**Directive**
Gather up the lines with the word "Critical" in them.

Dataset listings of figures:

********************

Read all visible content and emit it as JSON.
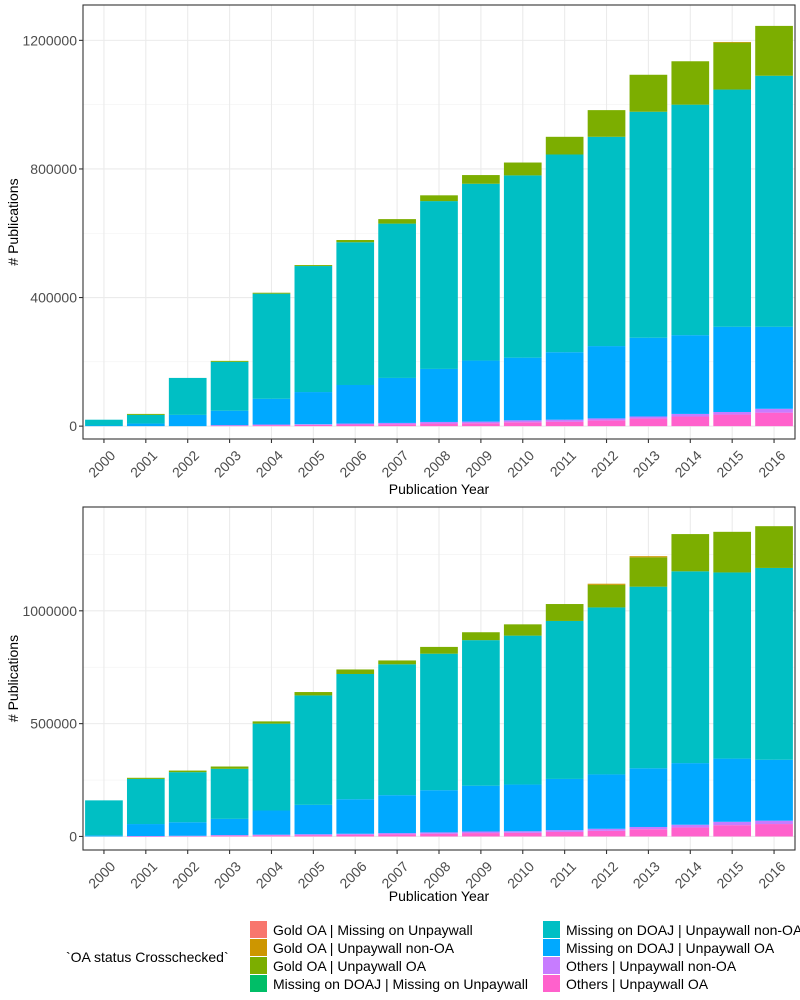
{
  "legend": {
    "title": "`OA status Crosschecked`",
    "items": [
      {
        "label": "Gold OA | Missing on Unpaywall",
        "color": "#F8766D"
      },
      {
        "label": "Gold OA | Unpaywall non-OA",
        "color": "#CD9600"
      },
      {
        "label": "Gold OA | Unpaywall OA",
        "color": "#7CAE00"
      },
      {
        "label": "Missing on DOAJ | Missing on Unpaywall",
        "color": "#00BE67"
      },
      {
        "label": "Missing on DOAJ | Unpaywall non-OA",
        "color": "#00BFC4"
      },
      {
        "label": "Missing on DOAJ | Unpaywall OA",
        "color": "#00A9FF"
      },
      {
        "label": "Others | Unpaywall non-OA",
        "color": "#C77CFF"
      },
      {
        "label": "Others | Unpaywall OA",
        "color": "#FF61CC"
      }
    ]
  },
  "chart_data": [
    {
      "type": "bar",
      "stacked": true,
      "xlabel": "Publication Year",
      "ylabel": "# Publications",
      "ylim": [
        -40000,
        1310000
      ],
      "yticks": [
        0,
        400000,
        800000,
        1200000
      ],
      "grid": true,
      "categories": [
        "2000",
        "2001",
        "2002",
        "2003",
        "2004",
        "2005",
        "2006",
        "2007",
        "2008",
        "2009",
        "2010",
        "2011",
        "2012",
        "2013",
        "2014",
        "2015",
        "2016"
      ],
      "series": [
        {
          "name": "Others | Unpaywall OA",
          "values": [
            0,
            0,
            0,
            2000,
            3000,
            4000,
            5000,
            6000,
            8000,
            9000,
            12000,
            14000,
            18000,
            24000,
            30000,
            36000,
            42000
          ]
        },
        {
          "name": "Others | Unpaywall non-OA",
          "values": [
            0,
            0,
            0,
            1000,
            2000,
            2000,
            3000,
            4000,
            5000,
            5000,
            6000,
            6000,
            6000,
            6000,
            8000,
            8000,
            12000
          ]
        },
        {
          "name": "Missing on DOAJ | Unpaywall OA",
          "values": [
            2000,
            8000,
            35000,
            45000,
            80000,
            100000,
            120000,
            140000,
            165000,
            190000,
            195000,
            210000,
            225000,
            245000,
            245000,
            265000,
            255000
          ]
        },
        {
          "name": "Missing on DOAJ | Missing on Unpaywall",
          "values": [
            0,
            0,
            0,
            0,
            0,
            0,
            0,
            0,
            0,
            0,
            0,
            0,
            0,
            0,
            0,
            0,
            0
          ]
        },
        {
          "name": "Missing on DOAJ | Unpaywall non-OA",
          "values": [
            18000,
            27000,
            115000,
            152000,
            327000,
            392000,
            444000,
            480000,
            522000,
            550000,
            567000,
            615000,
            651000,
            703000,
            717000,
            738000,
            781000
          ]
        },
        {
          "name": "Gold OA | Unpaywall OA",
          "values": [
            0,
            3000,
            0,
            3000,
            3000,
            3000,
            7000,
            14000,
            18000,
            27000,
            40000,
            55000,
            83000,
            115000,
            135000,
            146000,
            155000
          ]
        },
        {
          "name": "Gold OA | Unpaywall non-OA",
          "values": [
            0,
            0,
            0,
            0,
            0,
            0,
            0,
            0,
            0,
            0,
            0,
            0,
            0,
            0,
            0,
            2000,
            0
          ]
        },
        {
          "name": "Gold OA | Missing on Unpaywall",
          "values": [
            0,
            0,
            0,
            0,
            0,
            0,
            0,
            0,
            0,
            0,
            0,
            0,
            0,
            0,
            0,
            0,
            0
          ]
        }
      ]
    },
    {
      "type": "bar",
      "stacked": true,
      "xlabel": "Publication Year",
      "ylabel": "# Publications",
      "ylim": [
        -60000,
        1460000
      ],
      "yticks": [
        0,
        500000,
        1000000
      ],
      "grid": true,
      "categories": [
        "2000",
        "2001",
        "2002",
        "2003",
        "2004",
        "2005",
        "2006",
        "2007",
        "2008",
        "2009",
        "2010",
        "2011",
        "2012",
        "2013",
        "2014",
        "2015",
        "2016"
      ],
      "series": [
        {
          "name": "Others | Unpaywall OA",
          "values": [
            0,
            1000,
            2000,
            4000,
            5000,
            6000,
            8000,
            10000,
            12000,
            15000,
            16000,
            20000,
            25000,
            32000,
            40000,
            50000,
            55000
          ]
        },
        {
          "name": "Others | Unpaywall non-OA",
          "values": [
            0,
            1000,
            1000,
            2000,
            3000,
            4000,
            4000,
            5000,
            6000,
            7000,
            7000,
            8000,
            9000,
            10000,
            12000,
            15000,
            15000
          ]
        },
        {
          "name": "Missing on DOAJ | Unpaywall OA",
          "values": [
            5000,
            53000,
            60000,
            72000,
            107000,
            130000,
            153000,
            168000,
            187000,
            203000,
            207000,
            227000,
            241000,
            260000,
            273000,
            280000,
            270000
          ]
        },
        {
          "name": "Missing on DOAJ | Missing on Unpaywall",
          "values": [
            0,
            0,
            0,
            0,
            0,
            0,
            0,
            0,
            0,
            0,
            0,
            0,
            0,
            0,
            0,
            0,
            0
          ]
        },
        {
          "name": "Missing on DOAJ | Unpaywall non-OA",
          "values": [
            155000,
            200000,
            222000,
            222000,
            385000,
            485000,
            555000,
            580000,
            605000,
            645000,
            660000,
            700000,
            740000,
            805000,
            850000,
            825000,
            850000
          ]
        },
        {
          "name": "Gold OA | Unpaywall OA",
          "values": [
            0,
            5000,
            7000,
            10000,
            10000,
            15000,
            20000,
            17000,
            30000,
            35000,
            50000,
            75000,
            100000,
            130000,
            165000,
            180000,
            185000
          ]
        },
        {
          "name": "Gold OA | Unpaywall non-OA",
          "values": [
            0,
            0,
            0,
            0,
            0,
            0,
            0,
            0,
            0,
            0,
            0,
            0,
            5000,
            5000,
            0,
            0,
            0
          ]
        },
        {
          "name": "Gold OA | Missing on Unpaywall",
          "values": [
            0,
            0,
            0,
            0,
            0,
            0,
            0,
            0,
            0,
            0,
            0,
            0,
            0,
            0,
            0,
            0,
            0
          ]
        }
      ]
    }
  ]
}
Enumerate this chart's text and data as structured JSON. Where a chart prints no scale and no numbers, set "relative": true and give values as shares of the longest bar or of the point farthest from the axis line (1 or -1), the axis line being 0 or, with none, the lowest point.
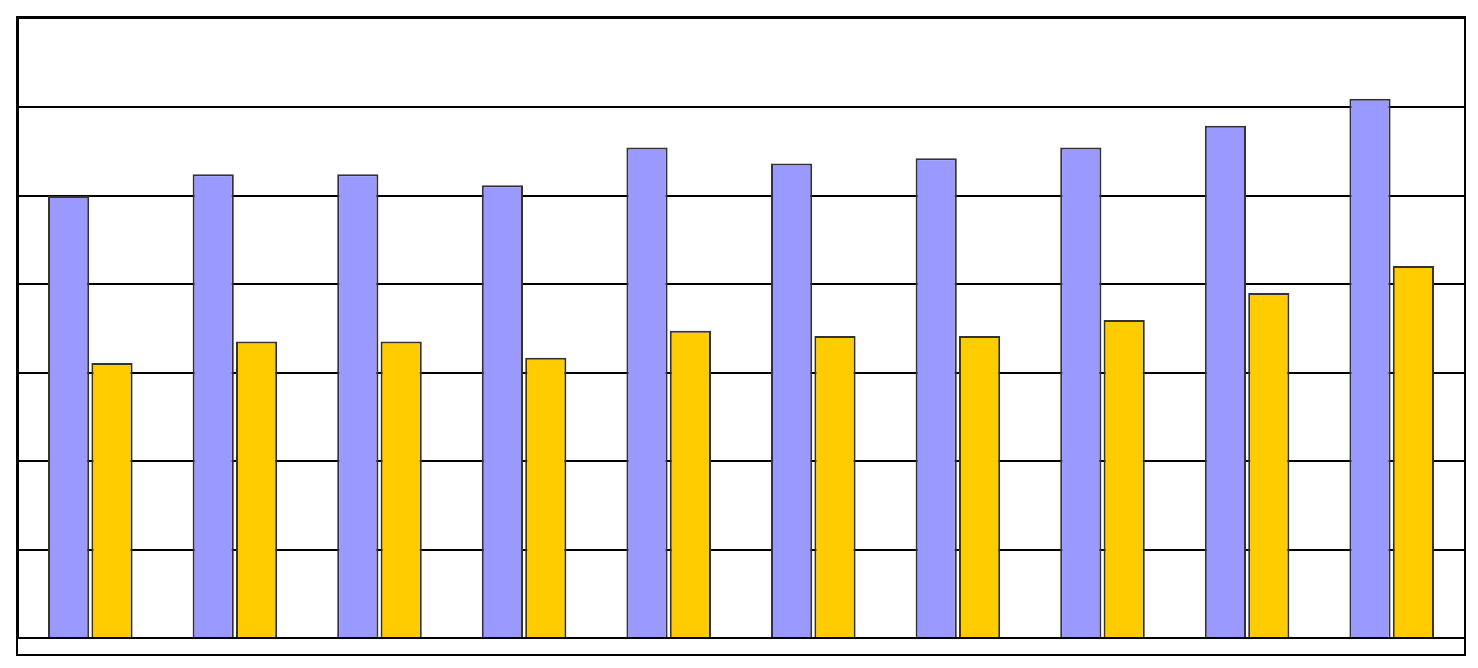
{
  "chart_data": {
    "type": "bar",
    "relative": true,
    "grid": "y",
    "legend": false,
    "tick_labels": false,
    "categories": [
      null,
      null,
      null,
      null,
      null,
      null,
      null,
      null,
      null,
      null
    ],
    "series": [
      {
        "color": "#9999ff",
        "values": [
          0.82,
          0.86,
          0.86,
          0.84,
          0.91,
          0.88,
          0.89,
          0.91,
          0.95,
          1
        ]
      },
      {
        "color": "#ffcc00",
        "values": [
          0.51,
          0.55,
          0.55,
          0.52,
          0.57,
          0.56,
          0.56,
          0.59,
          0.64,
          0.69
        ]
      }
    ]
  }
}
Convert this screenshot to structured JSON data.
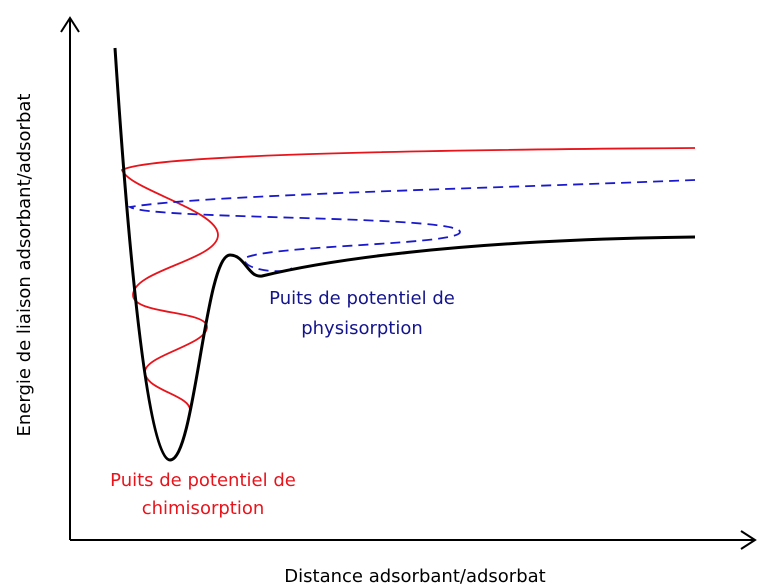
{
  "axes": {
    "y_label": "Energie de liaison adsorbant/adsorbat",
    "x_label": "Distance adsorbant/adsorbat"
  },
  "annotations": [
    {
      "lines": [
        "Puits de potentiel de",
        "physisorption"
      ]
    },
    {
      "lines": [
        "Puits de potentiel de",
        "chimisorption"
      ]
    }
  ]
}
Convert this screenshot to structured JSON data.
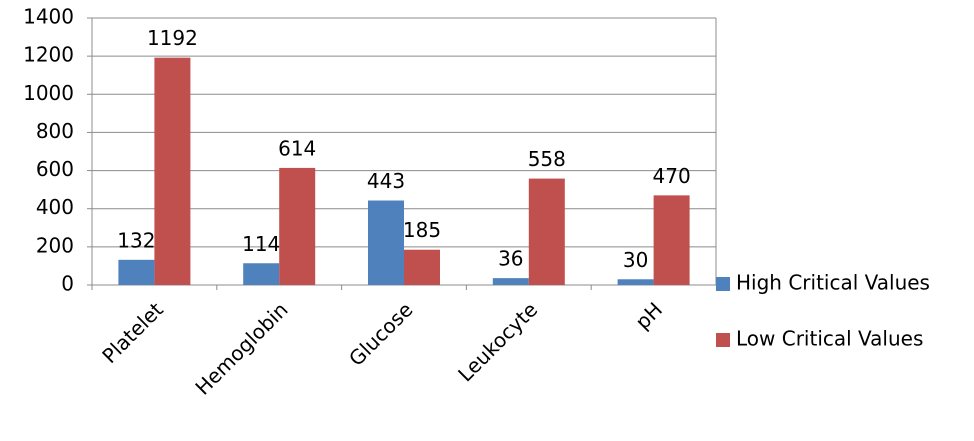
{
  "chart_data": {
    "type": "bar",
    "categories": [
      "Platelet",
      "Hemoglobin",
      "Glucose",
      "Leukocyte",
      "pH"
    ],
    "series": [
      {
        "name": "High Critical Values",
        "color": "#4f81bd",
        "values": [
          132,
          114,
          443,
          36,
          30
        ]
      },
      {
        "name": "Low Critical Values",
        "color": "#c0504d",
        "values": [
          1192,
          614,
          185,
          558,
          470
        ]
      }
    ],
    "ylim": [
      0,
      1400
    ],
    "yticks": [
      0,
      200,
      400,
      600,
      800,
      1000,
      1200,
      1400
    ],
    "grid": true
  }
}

********************

**Worked answer**
        "name": "High Critical Values",
        "name": "Low Critical Values",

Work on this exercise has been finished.